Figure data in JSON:
**********

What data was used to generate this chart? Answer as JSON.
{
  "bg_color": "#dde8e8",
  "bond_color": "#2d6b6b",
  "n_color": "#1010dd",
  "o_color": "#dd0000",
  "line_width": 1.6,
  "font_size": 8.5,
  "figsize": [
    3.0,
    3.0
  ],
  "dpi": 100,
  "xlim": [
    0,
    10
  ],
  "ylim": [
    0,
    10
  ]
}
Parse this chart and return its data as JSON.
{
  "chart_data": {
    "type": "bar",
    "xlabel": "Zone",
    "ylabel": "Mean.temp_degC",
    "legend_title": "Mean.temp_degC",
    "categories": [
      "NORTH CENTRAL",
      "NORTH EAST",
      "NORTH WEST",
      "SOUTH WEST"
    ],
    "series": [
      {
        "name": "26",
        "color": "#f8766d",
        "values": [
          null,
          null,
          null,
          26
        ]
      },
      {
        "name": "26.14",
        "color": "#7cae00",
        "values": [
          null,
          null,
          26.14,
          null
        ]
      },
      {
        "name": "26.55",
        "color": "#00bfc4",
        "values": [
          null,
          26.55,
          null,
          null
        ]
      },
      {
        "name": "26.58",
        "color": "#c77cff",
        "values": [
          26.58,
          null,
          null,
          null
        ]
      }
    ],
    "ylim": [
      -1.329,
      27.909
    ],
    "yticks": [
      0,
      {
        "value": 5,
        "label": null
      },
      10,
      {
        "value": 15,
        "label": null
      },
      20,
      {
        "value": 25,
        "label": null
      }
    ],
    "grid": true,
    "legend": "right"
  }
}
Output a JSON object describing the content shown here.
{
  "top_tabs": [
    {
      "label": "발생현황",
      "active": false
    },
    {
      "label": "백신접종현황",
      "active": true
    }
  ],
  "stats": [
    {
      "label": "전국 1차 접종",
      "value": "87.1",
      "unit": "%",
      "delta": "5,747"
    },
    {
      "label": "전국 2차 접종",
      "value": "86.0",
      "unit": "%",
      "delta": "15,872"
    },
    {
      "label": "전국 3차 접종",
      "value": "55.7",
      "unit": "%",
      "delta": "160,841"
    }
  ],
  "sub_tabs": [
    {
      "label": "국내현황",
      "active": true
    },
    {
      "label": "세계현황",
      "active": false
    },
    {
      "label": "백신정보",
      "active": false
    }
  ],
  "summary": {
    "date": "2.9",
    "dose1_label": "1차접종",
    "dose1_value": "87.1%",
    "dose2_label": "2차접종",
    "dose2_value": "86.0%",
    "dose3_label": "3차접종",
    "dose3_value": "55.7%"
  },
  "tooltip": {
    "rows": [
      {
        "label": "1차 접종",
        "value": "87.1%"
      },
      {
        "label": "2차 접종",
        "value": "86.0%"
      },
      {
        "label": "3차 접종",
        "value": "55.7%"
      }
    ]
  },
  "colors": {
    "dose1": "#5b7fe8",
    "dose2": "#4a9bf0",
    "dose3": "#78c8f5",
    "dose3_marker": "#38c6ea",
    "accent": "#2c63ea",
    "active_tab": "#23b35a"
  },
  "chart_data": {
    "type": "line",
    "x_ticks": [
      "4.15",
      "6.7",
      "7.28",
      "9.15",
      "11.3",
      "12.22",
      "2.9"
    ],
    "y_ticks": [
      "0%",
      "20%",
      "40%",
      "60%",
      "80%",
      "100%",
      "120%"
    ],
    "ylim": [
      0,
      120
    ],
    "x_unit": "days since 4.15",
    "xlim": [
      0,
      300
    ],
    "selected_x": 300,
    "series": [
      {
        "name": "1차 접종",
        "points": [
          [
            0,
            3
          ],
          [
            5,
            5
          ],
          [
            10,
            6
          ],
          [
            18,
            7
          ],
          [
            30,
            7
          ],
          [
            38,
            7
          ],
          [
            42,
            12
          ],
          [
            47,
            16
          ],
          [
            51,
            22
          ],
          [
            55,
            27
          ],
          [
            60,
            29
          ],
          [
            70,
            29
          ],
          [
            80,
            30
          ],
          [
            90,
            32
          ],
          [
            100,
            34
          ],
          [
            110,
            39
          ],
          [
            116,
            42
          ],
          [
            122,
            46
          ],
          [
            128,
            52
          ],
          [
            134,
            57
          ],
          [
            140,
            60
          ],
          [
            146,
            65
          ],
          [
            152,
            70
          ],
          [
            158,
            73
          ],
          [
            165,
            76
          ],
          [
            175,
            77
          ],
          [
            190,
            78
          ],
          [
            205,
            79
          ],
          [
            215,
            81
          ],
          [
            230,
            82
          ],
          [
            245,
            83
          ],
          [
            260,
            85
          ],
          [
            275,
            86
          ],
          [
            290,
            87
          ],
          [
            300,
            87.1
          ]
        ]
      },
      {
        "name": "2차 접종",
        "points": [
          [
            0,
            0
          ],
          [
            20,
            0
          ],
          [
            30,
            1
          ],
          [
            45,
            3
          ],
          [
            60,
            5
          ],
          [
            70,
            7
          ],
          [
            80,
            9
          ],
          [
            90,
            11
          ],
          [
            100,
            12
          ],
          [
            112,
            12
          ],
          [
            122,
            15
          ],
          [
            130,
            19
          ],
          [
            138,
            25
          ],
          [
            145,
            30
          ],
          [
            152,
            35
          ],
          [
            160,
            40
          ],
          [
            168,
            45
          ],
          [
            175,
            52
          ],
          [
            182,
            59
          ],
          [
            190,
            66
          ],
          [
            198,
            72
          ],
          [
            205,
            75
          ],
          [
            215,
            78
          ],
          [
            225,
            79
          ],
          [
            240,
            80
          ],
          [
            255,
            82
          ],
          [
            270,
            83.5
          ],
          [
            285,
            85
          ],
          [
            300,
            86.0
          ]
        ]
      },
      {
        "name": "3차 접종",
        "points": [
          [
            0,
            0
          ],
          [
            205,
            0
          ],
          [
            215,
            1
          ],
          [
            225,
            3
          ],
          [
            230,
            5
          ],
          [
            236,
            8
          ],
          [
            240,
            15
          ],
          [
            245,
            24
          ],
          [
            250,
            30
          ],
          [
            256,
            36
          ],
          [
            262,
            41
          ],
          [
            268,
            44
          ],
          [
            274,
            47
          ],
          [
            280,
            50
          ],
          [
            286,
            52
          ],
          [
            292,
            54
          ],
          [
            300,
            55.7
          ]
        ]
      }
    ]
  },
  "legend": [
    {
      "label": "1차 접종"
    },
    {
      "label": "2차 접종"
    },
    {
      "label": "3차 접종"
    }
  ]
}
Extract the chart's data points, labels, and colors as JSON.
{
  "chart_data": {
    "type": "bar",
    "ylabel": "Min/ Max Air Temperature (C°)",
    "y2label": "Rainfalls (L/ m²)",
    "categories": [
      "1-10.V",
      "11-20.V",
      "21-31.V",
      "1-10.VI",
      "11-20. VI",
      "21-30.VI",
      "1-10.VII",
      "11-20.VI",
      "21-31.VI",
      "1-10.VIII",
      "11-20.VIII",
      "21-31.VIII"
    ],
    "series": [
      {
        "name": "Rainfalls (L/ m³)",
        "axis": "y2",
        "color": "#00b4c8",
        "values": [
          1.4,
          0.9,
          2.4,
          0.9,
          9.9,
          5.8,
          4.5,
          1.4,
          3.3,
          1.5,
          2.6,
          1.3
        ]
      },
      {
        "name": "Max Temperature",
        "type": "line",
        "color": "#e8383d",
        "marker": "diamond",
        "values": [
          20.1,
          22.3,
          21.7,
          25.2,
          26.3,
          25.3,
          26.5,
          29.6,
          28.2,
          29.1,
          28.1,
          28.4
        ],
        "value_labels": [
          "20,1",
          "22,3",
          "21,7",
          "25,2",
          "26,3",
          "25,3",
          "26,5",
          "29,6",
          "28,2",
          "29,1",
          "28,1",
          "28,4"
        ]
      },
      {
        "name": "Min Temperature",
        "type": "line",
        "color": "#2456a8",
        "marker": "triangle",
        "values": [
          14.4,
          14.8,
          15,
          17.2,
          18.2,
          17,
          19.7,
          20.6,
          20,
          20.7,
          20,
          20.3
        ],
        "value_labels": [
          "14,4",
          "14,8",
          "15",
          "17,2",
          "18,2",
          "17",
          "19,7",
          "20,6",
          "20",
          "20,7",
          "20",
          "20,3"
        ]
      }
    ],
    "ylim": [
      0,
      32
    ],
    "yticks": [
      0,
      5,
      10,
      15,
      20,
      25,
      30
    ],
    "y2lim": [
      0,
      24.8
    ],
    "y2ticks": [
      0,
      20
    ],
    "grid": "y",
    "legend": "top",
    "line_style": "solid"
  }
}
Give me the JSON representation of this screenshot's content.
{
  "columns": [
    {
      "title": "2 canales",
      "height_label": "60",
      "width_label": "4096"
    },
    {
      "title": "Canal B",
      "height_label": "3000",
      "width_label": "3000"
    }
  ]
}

**********

INSTRUCTIONS FOR THE TASK
Copy every line of the listing that contains the word "Temperature".

SOLVED PROBLEM
    "ylabel": "Min/ Max Air Temperature (C°)",
        "name": "Max Temperature",
        "name": "Min Temperature",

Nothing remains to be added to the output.